→ What to produce: Restate each entry word for word, leaving nothing out.

→ Source data:
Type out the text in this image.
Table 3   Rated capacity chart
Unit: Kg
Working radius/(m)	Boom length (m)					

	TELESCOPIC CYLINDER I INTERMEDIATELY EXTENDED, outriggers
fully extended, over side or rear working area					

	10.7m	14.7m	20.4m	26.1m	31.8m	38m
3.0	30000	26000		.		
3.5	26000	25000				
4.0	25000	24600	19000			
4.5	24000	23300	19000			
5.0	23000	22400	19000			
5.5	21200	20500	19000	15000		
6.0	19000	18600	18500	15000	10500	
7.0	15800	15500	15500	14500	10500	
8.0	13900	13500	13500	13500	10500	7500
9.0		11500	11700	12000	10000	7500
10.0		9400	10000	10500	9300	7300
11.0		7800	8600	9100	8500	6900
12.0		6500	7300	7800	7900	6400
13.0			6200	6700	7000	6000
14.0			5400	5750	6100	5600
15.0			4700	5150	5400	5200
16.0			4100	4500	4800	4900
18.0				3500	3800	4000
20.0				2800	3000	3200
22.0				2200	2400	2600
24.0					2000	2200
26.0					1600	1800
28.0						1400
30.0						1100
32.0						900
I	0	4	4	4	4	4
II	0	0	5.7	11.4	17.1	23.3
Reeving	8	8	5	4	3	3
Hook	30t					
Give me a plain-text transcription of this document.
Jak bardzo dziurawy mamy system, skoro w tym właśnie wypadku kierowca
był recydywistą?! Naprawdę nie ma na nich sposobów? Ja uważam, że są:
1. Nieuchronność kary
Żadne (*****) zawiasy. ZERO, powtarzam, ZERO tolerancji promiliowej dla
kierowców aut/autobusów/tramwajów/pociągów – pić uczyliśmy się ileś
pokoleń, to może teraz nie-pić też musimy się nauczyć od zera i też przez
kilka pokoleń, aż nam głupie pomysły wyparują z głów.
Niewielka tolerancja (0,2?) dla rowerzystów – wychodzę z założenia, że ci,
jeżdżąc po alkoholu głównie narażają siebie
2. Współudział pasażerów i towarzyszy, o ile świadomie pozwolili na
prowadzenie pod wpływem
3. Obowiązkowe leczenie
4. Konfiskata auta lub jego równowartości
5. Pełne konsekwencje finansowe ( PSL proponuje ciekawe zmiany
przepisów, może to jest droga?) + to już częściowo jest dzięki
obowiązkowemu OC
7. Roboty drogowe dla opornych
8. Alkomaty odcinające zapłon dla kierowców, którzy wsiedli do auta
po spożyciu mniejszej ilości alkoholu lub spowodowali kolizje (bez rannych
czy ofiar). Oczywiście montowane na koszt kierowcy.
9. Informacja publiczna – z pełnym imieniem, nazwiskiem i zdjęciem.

→ Solved problem:
Type out the text in this image.
Table 3   Rated capacity chart
Unit: Kg
Working radius/(m)	Boom length (m)					

	TELESCOPIC CYLINDER I INTERMEDIATELY EXTENDED, outriggers
fully extended, over side or rear working area					

	10.7m	14.7m	20.4m	26.1m	31.8m	38m
3.0	30000	26000		.		
3.5	26000	25000				
4.0	25000	24600	19000			
4.5	24000	23300	19000			
5.0	23000	22400	19000			
5.5	21200	20500	19000	15000		
6.0	19000	18600	18500	15000	10500	
7.0	15800	15500	15500	14500	10500	
8.0	13900	13500	13500	13500	10500	7500
9.0		11500	11700	12000	10000	7500
10.0		9400	10000	10500	9300	7300
11.0		7800	8600	9100	8500	6900
12.0		6500	7300	7800	7900	6400
13.0			6200	6700	7000	6000
14.0			5400	5750	6100	5600
15.0			4700	5150	5400	5200
16.0			4100	4500	4800	4900
18.0				3500	3800	4000
20.0				2800	3000	3200
22.0				2200	2400	2600
24.0					2000	2200
26.0					1600	1800
28.0						1400
30.0						1100
32.0						900
I	0	4	4	4	4	4
II	0	0	5.7	11.4	17.1	23.3
Reeving	8	8	5	4	3	3
Hook	30t					
Give me a plain-text transcription of this document.
Jak bardzo dziurawy mamy system, skoro w tym właśnie wypadku kierowca
był recydywistą?! Naprawdę nie ma na nich sposobów? Ja uważam, że są:
1. Nieuchronność kary
Żadne (*****) zawiasy. ZERO, powtarzam, ZERO tolerancji promiliowej dla
kierowców aut/autobusów/tramwajów/pociągów – pić uczyliśmy się ileś
pokoleń, to może teraz nie-pić też musimy się nauczyć od zera i też przez
kilka pokoleń, aż nam głupie pomysły wyparują z głów.
Niewielka tolerancja (0,2?) dla rowerzystów – wychodzę z założenia, że ci,
jeżdżąc po alkoholu głównie narażają siebie
2. Współudział pasażerów i towarzyszy, o ile świadomie pozwolili na
prowadzenie pod wpływem
3. Obowiązkowe leczenie
4. Konfiskata auta lub jego równowartości
5. Pełne konsekwencje finansowe ( PSL proponuje ciekawe zmiany
przepisów, może to jest droga?) + to już częściowo jest dzięki
obowiązkowemu OC
7. Roboty drogowe dla opornych
8. Alkomaty odcinające zapłon dla kierowców, którzy wsiedli do auta
po spożyciu mniejszej ilości alkoholu lub spowodowali kolizje (bez rannych
czy ofiar). Oczywiście montowane na koszt kierowcy.
9. Informacja publiczna – z pełnym imieniem, nazwiskiem i zdjęciem.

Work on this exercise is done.